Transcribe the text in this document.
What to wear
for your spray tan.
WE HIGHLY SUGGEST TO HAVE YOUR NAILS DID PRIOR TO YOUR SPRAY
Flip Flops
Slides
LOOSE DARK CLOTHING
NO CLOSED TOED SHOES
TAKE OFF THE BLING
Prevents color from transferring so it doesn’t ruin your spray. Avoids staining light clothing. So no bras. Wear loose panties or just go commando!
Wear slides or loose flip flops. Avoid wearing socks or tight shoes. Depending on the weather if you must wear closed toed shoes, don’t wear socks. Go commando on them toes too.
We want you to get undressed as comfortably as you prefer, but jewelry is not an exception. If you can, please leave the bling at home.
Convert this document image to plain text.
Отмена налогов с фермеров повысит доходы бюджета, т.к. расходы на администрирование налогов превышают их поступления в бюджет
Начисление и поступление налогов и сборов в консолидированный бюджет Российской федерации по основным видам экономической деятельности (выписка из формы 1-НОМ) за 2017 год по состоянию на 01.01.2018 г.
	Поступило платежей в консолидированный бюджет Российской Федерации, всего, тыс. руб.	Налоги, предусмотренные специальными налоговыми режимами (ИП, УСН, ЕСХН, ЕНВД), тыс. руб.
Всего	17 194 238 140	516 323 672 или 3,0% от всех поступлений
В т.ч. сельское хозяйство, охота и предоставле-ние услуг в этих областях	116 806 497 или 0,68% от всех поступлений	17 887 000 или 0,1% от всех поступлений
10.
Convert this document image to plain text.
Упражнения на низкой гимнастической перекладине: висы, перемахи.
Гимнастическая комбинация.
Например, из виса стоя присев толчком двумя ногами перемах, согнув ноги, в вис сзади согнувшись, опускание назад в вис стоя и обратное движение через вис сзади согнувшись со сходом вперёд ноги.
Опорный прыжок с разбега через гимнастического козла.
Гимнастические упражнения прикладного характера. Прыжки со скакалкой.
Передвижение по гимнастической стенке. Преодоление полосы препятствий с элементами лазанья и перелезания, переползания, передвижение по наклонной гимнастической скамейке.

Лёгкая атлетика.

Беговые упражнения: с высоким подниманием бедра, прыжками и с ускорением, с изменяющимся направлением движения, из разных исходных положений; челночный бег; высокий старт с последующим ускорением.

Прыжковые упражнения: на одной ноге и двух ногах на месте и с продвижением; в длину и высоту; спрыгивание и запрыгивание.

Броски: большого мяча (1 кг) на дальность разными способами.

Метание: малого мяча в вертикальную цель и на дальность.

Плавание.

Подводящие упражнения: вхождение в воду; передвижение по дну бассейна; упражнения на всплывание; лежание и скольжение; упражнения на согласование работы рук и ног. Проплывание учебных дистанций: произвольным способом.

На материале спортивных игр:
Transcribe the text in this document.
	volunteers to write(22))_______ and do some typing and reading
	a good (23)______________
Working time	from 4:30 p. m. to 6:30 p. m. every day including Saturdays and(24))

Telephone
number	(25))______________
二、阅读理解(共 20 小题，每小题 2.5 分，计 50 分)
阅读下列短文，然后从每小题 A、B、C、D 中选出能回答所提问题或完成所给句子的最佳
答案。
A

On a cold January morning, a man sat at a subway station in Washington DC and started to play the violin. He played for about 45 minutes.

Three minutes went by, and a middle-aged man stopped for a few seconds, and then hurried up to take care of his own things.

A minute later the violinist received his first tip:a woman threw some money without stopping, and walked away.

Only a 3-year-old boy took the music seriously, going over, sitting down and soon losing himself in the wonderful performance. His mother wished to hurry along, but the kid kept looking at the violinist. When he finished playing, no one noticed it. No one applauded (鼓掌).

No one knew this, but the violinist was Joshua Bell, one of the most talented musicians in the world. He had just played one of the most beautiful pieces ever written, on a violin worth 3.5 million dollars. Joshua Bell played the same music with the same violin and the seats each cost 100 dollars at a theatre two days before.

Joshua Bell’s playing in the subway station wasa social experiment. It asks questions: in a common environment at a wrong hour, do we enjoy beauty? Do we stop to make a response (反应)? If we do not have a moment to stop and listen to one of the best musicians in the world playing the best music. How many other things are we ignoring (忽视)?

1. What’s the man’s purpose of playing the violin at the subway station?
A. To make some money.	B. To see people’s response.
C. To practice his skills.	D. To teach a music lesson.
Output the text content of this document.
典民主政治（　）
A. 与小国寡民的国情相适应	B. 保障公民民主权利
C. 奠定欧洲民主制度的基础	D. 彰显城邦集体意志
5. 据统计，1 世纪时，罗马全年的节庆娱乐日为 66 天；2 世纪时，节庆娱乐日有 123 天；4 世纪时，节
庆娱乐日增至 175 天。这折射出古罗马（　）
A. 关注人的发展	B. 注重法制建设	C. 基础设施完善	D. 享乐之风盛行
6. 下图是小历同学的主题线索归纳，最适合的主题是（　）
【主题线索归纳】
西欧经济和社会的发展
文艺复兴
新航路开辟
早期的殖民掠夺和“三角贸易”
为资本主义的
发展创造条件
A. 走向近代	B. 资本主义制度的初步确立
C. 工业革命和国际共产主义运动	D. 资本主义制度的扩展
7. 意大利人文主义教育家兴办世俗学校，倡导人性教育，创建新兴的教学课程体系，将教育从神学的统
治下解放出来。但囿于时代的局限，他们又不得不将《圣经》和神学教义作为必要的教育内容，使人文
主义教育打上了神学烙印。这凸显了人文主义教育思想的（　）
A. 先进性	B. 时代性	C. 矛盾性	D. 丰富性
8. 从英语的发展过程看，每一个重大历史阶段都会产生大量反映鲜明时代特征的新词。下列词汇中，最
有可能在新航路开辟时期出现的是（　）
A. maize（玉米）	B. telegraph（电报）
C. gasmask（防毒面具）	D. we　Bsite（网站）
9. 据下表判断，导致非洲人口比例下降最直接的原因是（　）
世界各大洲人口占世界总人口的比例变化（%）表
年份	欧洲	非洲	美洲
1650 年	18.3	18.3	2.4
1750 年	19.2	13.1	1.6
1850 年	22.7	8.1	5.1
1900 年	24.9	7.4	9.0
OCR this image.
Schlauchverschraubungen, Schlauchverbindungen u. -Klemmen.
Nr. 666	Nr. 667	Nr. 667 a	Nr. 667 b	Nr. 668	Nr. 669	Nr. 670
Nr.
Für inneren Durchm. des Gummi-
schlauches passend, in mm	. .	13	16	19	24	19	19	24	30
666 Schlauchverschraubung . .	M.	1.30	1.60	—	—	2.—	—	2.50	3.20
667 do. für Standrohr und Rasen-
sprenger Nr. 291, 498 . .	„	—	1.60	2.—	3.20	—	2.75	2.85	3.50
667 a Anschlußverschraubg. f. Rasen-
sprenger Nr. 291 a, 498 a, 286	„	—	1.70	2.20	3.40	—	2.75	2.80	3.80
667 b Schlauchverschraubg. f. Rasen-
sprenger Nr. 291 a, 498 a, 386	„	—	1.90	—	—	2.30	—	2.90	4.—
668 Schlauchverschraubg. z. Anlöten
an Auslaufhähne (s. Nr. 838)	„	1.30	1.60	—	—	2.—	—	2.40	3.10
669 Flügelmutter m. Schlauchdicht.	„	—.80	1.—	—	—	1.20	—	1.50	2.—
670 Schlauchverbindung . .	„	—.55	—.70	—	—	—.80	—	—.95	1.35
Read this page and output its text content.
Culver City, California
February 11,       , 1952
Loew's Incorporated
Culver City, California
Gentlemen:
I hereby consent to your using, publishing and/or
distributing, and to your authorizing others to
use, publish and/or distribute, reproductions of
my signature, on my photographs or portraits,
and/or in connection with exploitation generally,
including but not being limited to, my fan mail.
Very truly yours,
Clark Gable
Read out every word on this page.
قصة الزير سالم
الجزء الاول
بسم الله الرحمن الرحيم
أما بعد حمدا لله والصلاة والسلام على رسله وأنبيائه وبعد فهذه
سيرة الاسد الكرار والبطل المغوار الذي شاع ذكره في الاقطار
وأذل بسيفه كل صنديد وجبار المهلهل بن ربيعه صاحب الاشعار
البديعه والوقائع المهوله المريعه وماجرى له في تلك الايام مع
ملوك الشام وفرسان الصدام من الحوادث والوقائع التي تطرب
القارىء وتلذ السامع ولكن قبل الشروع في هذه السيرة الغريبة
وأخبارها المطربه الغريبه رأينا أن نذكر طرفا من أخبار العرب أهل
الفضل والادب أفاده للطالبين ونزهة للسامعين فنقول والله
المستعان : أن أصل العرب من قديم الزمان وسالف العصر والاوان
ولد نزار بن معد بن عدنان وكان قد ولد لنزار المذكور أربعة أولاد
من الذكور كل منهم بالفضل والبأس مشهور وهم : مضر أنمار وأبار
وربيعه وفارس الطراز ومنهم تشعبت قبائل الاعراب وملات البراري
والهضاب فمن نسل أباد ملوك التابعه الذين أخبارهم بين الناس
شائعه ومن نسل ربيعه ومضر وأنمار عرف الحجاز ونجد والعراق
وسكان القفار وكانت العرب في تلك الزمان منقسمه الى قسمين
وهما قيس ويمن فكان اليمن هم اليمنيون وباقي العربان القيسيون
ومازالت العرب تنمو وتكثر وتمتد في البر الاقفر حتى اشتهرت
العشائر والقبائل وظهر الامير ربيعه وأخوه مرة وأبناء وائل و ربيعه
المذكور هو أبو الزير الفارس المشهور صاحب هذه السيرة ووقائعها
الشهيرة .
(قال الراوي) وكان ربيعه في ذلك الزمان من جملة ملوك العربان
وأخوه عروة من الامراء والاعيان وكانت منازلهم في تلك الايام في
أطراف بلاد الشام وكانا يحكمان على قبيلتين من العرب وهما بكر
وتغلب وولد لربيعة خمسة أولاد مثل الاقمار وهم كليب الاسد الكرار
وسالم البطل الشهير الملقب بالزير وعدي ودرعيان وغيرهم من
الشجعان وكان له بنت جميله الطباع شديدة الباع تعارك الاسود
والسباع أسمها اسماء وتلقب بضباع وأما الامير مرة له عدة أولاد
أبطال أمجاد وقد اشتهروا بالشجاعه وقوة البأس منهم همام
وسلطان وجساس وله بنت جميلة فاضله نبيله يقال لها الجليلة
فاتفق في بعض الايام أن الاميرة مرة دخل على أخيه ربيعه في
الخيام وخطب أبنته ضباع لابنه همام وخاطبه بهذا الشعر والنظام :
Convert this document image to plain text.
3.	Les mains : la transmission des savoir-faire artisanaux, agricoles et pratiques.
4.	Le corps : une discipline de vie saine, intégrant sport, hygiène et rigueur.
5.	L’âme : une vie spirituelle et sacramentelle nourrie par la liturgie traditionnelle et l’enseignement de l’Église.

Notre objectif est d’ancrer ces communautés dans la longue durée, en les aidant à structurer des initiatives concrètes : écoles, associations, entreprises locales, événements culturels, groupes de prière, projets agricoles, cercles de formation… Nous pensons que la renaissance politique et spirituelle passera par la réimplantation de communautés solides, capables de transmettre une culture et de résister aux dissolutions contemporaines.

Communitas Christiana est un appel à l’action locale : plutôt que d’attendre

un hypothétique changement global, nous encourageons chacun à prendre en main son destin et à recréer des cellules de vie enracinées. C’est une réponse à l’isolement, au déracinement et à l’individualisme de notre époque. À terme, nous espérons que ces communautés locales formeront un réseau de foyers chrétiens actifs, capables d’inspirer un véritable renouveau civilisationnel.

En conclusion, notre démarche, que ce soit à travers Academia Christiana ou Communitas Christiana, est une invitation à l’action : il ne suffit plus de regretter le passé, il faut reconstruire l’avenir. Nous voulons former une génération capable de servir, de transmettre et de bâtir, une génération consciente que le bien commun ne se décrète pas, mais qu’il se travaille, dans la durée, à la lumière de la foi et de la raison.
·····
■ Prompt ■
Report all lines of the data that include the word "money".

■ Correct result ■
A minute later the violinist received his first tip:a woman threw some money without stopping, and walked away.
A. To make some money.	B. To see people’s response.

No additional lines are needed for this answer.